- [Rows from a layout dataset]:
□ □ □ □ □ □ □
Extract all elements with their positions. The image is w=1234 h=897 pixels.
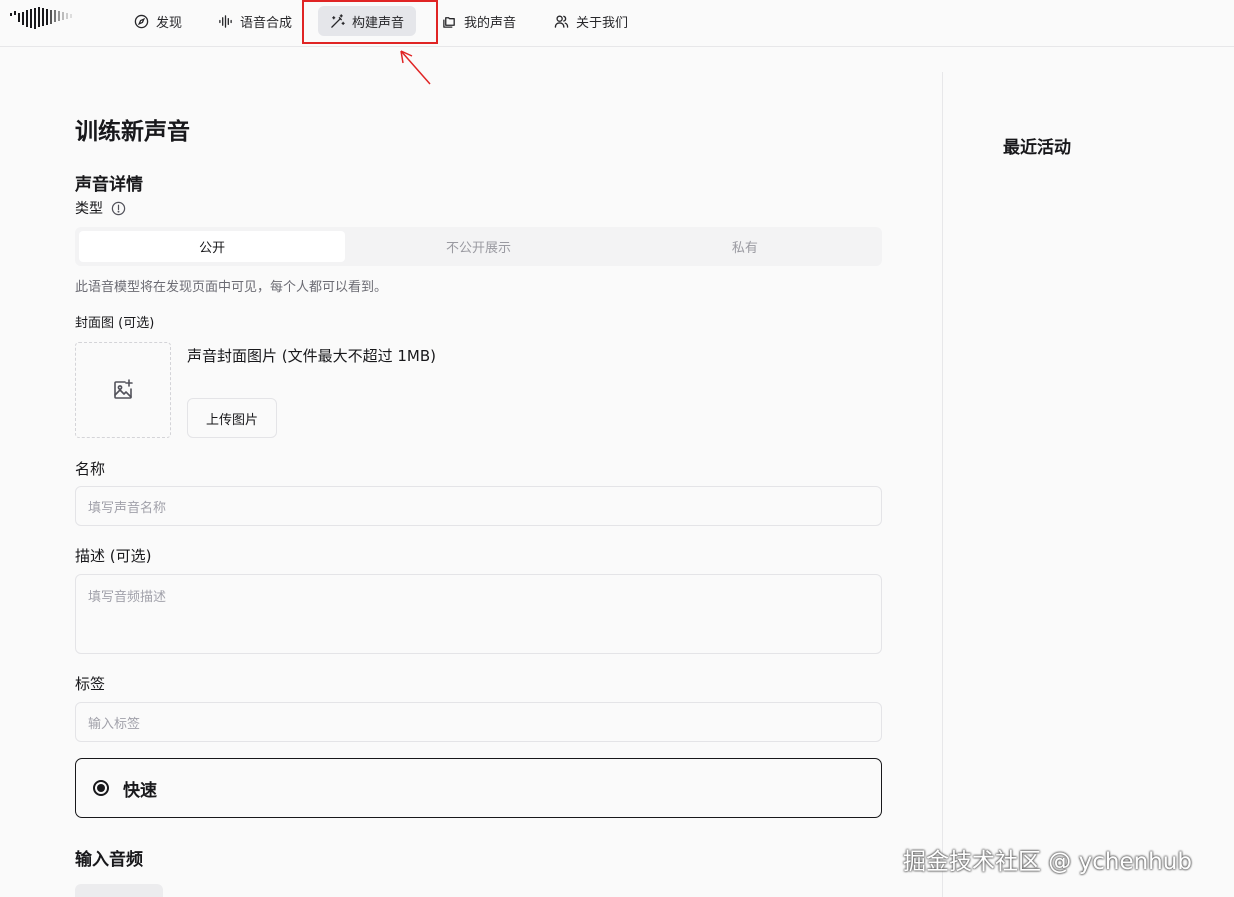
audio-input-partial[interactable] <box>75 884 163 897</box>
nav-label: 关于我们 <box>576 15 629 31</box>
cover-image-label: 封面图 (可选) <box>75 316 155 331</box>
name-label: 名称 <box>75 460 106 478</box>
folders-icon <box>443 16 455 28</box>
compass-icon <box>134 14 149 28</box>
nav-item-discover[interactable]: 发现 <box>122 6 194 36</box>
visibility-option-public[interactable]: 公开 <box>79 231 346 262</box>
nav-item-my-voices[interactable]: 我的声音 <box>430 6 528 36</box>
recent-activity-title: 最近活动 <box>1003 138 1071 158</box>
visibility-segmented-control: 公开 不公开展示 私有 <box>75 227 882 266</box>
users-icon <box>554 14 569 28</box>
mode-label: 快速 <box>123 780 157 801</box>
type-label-text: 类型 <box>75 201 103 217</box>
nav-label: 语音合成 <box>240 15 293 31</box>
visibility-option-unlisted[interactable]: 不公开展示 <box>345 231 611 262</box>
annotation-highlight-box <box>302 0 438 44</box>
nav-label: 我的声音 <box>464 15 517 31</box>
page-title: 训练新声音 <box>75 119 190 145</box>
nav-item-about-us[interactable]: 关于我们 <box>542 6 640 36</box>
top-navigation: 发现 语音合成 构建声音 我的声音 关于我们 <box>0 0 1234 47</box>
description-label: 描述 (可选) <box>75 547 152 565</box>
tags-input[interactable]: 输入标签 <box>75 702 882 742</box>
upload-image-button[interactable]: 上传图片 <box>187 398 277 438</box>
input-audio-title: 输入音频 <box>75 850 143 870</box>
brand-logo-icon[interactable] <box>10 6 78 32</box>
type-label: 类型 <box>75 198 126 218</box>
cover-image-description: 声音封面图片 (文件最大不超过 1MB) <box>187 347 437 365</box>
description-textarea[interactable]: 填写音频描述 <box>75 574 882 654</box>
watermark-text: 掘金技术社区 @ ychenhub <box>903 849 1192 875</box>
visibility-option-private[interactable]: 私有 <box>612 231 878 262</box>
name-input[interactable]: 填写声音名称 <box>75 486 882 526</box>
nav-label: 发现 <box>156 15 183 31</box>
info-icon[interactable] <box>111 201 126 216</box>
annotation-arrow-icon <box>400 50 431 85</box>
audio-waveform-icon <box>219 14 232 28</box>
cover-image-dropzone[interactable] <box>75 342 171 438</box>
visibility-hint: 此语音模型将在发现页面中可见，每个人都可以看到。 <box>75 280 388 295</box>
nav-item-speech-synthesis[interactable]: 语音合成 <box>206 6 304 36</box>
mode-option-fast[interactable]: 快速 <box>75 758 882 818</box>
sidebar-divider <box>942 72 943 897</box>
image-plus-icon <box>114 379 133 399</box>
section-title-voice-details: 声音详情 <box>75 175 143 195</box>
tags-label: 标签 <box>75 675 106 693</box>
radio-selected-dot <box>97 784 105 792</box>
radio-button[interactable] <box>93 780 109 796</box>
□ □ □ □ □ □ □
- [What is expected]: Repeat verbatim the lines of the material from the line containing "audio-input-partial[interactable] <box>75 884" through the line containing "mode-label: 快速 <box>123 780 157 801</box>".

- [Complete answer]:
audio-input-partial[interactable] <box>75 884 163 897</box>
nav-label: 关于我们 <box>576 15 629 31</box>
cover-image-label: 封面图 (可选) <box>75 316 155 331</box>
name-label: 名称 <box>75 460 106 478</box>
folders-icon <box>443 16 455 28</box>
compass-icon <box>134 14 149 28</box>
nav-item-discover[interactable]: 发现 <box>122 6 194 36</box>
visibility-option-public[interactable]: 公开 <box>79 231 346 262</box>
nav-item-my-voices[interactable]: 我的声音 <box>430 6 528 36</box>
recent-activity-title: 最近活动 <box>1003 138 1071 158</box>
visibility-segmented-control: 公开 不公开展示 私有 <box>75 227 882 266</box>
users-icon <box>554 14 569 28</box>
mode-label: 快速 <box>123 780 157 801</box>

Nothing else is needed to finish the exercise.